Lines that include the word "Kite" are the ones to copy.

-=-=-

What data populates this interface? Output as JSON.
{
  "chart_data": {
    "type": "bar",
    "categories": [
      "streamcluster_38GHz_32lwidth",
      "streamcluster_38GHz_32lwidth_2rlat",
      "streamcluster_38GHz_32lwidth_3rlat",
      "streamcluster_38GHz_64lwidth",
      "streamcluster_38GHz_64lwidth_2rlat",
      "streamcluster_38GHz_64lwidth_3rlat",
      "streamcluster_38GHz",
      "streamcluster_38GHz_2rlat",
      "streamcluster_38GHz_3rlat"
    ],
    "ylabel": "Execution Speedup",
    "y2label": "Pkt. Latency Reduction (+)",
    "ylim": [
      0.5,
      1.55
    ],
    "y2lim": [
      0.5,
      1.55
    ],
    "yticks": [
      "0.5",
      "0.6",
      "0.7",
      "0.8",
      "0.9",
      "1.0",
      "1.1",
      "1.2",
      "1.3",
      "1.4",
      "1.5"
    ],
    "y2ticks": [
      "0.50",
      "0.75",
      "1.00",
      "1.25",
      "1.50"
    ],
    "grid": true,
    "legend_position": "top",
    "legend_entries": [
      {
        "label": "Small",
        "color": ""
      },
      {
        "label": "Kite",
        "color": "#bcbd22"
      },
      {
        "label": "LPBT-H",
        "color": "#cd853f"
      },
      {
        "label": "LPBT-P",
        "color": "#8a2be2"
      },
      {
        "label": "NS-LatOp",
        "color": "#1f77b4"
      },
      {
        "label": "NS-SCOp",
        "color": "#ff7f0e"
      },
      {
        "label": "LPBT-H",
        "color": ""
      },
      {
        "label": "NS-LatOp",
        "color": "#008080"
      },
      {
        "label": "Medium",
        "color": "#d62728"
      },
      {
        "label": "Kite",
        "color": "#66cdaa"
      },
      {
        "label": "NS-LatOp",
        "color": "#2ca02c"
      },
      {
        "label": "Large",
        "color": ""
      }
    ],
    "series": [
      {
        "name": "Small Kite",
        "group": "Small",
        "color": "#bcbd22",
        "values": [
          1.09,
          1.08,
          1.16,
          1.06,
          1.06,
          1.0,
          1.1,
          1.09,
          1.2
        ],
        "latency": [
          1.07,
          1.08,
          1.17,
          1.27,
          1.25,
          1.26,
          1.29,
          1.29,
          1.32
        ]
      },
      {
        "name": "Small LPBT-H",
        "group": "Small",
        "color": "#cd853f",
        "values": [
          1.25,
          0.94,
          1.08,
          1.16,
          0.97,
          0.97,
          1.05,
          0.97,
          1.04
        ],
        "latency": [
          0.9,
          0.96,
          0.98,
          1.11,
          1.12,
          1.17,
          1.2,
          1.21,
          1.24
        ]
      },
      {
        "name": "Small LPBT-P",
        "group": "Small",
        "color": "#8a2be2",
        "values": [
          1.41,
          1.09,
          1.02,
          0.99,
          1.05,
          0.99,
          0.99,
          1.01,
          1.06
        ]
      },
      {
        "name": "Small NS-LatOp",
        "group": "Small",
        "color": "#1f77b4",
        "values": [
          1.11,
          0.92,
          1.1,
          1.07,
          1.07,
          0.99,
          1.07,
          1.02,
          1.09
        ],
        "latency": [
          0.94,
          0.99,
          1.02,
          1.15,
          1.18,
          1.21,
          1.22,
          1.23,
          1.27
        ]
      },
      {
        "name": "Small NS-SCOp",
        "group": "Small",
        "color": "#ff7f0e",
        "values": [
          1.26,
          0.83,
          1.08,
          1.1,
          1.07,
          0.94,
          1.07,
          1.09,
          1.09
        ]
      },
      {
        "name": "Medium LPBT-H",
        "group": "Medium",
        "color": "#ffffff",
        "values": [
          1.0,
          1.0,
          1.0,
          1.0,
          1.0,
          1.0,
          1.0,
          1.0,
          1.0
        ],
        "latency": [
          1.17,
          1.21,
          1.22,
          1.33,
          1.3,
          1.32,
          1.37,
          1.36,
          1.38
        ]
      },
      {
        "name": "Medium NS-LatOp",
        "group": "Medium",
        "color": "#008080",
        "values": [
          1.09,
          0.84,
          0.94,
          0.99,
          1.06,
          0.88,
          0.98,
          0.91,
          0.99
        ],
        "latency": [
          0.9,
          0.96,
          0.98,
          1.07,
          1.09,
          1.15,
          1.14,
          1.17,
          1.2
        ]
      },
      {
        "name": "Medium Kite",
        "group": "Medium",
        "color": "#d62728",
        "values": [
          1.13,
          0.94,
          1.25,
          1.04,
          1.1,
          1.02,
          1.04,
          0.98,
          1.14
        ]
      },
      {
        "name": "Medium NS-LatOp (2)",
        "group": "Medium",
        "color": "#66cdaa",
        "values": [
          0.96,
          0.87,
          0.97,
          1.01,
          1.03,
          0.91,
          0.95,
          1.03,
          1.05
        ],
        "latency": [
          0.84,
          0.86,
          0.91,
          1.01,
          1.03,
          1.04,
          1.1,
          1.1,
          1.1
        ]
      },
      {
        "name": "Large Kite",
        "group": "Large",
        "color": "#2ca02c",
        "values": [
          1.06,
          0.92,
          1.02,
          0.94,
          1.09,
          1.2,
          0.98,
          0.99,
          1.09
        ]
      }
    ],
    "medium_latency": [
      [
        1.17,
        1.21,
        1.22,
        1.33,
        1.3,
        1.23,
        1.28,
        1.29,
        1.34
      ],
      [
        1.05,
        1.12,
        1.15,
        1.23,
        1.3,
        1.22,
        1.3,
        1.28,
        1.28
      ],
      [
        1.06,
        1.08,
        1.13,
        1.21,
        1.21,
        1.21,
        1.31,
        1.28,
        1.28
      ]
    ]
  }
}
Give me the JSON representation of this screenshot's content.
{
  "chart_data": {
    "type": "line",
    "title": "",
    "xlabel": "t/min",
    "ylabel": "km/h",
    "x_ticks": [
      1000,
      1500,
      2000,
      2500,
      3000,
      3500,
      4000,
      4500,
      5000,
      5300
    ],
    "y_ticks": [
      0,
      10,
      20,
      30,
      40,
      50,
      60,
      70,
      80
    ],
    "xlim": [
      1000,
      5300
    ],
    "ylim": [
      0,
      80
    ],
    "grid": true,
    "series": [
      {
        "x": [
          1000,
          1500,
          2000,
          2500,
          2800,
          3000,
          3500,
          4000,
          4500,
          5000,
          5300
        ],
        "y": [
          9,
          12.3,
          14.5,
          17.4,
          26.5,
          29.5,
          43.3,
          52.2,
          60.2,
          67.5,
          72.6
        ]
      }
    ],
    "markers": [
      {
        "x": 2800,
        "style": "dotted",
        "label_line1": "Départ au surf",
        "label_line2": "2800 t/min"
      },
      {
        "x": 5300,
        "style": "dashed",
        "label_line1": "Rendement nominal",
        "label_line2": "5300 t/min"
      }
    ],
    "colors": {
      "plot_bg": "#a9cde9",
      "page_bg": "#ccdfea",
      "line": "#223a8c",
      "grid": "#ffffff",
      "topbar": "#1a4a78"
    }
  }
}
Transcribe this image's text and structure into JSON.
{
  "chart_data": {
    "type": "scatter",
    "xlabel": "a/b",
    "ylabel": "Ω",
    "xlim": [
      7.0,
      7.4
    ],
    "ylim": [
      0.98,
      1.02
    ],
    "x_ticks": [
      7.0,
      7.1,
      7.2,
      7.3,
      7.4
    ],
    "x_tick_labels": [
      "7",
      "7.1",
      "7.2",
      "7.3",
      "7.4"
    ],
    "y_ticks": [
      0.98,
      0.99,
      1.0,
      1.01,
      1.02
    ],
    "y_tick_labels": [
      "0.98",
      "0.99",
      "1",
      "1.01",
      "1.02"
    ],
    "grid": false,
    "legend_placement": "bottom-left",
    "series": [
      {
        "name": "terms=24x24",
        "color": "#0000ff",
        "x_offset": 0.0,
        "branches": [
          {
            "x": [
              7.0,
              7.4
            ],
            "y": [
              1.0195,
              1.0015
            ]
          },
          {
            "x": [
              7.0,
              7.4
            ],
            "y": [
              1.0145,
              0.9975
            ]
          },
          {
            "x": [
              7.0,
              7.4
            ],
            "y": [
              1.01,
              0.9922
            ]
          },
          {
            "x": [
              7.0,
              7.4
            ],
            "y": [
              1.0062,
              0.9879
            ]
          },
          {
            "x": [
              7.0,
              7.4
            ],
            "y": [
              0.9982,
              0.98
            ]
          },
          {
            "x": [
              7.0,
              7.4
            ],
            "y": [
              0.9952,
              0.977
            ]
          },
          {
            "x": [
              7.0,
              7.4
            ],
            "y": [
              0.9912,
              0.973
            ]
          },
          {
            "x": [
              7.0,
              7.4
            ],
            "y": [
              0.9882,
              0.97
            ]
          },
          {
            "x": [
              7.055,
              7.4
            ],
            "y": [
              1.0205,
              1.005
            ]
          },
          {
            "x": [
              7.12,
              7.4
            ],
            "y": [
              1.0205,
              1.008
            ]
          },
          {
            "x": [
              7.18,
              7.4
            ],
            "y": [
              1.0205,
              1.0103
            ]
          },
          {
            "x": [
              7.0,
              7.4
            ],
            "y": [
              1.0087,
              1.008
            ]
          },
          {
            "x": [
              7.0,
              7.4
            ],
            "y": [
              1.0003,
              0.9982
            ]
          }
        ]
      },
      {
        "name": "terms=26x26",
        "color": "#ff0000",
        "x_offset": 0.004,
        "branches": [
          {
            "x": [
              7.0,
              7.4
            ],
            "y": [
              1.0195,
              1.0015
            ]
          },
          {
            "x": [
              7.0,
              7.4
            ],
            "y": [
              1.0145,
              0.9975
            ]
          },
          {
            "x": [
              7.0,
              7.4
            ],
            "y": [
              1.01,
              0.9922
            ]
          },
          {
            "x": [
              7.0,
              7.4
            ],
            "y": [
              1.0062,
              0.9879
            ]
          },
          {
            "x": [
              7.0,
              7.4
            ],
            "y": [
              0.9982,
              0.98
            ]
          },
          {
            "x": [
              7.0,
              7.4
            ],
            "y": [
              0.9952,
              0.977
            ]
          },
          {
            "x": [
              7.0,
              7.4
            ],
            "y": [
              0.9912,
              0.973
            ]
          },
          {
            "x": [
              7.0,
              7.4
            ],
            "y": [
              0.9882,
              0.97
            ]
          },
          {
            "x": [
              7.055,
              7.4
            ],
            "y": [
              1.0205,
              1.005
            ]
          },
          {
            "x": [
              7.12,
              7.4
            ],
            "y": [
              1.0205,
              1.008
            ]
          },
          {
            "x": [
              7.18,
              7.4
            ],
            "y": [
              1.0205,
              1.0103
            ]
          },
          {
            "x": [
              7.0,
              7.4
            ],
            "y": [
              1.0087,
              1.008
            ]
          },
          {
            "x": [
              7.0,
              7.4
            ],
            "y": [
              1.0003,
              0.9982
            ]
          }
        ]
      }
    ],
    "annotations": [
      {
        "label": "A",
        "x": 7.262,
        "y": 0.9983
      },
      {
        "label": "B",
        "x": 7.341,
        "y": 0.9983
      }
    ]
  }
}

-=-=-

__Answer to this exercise__:
        "label": "Kite",
        "label": "Kite",
        "name": "Small Kite",
        "name": "Medium Kite",
        "name": "Large Kite",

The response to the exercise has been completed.